Written problem
Reproduce each of the lines word for word.

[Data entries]
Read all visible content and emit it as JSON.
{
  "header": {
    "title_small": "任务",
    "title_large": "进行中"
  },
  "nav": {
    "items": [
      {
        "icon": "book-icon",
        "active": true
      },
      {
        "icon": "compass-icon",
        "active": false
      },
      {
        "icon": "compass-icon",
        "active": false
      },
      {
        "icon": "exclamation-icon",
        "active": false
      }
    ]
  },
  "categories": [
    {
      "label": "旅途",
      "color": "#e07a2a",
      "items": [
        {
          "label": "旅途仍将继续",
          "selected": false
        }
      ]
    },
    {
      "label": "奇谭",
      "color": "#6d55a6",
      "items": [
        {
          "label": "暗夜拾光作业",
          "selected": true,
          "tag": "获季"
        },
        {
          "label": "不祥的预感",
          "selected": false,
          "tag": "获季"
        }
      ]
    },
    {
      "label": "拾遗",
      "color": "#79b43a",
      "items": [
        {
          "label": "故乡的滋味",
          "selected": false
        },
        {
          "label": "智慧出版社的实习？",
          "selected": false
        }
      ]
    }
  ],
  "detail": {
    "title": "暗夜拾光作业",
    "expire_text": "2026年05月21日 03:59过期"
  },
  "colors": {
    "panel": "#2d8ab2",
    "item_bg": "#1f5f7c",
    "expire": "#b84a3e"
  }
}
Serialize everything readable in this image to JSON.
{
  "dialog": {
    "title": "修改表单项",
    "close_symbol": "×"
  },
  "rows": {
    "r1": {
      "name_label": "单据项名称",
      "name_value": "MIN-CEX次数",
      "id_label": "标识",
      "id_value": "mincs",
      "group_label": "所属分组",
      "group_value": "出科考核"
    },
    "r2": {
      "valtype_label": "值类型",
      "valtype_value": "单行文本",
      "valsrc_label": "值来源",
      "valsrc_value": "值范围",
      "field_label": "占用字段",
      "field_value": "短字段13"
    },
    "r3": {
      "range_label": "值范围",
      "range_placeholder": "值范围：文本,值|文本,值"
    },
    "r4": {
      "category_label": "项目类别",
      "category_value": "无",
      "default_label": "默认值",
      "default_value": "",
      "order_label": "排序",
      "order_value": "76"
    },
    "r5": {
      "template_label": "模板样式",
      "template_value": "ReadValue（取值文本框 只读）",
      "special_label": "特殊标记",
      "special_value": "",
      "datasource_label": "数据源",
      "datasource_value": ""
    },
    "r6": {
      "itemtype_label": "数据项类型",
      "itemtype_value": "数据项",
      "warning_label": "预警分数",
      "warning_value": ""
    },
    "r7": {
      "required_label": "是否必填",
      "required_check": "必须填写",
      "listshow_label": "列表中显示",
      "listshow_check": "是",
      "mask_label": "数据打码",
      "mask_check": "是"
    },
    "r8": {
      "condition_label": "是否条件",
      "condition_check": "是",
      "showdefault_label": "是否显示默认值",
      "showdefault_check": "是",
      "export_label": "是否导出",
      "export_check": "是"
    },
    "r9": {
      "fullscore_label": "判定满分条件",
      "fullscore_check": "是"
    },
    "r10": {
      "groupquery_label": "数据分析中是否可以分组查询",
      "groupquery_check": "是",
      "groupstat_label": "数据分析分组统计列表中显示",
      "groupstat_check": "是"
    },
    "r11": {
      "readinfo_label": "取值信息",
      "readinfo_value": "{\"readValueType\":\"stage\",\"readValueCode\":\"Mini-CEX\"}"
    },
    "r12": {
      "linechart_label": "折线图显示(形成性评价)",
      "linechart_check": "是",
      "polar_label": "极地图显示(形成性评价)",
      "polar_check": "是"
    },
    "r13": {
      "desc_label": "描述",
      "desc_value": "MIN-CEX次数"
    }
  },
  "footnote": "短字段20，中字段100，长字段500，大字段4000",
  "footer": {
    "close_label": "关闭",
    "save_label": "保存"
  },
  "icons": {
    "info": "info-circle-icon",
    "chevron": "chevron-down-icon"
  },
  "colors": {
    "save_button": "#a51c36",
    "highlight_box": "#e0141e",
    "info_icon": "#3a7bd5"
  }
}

Result below
Read all visible content and emit it as JSON.
{
  "header": {
    "title_small": "任务",
    "title_large": "进行中"
  },
  "nav": {
    "items": [
      {
        "icon": "book-icon",
        "active": true
      },
      {
        "icon": "compass-icon",
        "active": false
      },
      {
        "icon": "compass-icon",
        "active": false
      },
      {
        "icon": "exclamation-icon",
        "active": false
      }
    ]
  },
  "categories": [
    {
      "label": "旅途",
      "color": "#e07a2a",
      "items": [
        {
          "label": "旅途仍将继续",
          "selected": false
        }
      ]
    },
    {
      "label": "奇谭",
      "color": "#6d55a6",
      "items": [
        {
          "label": "暗夜拾光作业",
          "selected": true,
          "tag": "获季"
        },
        {
          "label": "不祥的预感",
          "selected": false,
          "tag": "获季"
        }
      ]
    },
    {
      "label": "拾遗",
      "color": "#79b43a",
      "items": [
        {
          "label": "故乡的滋味",
          "selected": false
        },
        {
          "label": "智慧出版社的实习？",
          "selected": false
        }
      ]
    }
  ],
  "detail": {
    "title": "暗夜拾光作业",
    "expire_text": "2026年05月21日 03:59过期"
  },
  "colors": {
    "panel": "#2d8ab2",
    "item_bg": "#1f5f7c",
    "expire": "#b84a3e"
  }
}
Serialize everything readable in this image to JSON.
{
  "dialog": {
    "title": "修改表单项",
    "close_symbol": "×"
  },
  "rows": {
    "r1": {
      "name_label": "单据项名称",
      "name_value": "MIN-CEX次数",
      "id_label": "标识",
      "id_value": "mincs",
      "group_label": "所属分组",
      "group_value": "出科考核"
    },
    "r2": {
      "valtype_label": "值类型",
      "valtype_value": "单行文本",
      "valsrc_label": "值来源",
      "valsrc_value": "值范围",
      "field_label": "占用字段",
      "field_value": "短字段13"
    },
    "r3": {
      "range_label": "值范围",
      "range_placeholder": "值范围：文本,值|文本,值"
    },
    "r4": {
      "category_label": "项目类别",
      "category_value": "无",
      "default_label": "默认值",
      "default_value": "",
      "order_label": "排序",
      "order_value": "76"
    },
    "r5": {
      "template_label": "模板样式",
      "template_value": "ReadValue（取值文本框 只读）",
      "special_label": "特殊标记",
      "special_value": "",
      "datasource_label": "数据源",
      "datasource_value": ""
    },
    "r6": {
      "itemtype_label": "数据项类型",
      "itemtype_value": "数据项",
      "warning_label": "预警分数",
      "warning_value": ""
    },
    "r7": {
      "required_label": "是否必填",
      "required_check": "必须填写",
      "listshow_label": "列表中显示",
      "listshow_check": "是",
      "mask_label": "数据打码",
      "mask_check": "是"
    },
    "r8": {
      "condition_label": "是否条件",
      "condition_check": "是",
      "showdefault_label": "是否显示默认值",
      "showdefault_check": "是",
      "export_label": "是否导出",
      "export_check": "是"
    },
    "r9": {
      "fullscore_label": "判定满分条件",
      "fullscore_check": "是"
    },
    "r10": {
      "groupquery_label": "数据分析中是否可以分组查询",
      "groupquery_check": "是",
      "groupstat_label": "数据分析分组统计列表中显示",
      "groupstat_check": "是"
    },
    "r11": {
      "readinfo_label": "取值信息",
      "readinfo_value": "{\"readValueType\":\"stage\",\"readValueCode\":\"Mini-CEX\"}"
    },
    "r12": {
      "linechart_label": "折线图显示(形成性评价)",
      "linechart_check": "是",
      "polar_label": "极地图显示(形成性评价)",
      "polar_check": "是"
    },
    "r13": {
      "desc_label": "描述",
      "desc_value": "MIN-CEX次数"
    }
  },
  "footnote": "短字段20，中字段100，长字段500，大字段4000",
  "footer": {
    "close_label": "关闭",
    "save_label": "保存"
  },
  "icons": {
    "info": "info-circle-icon",
    "chevron": "chevron-down-icon"
  },
  "colors": {
    "save_button": "#a51c36",
    "highlight_box": "#e0141e",
    "info_icon": "#3a7bd5"
  }
}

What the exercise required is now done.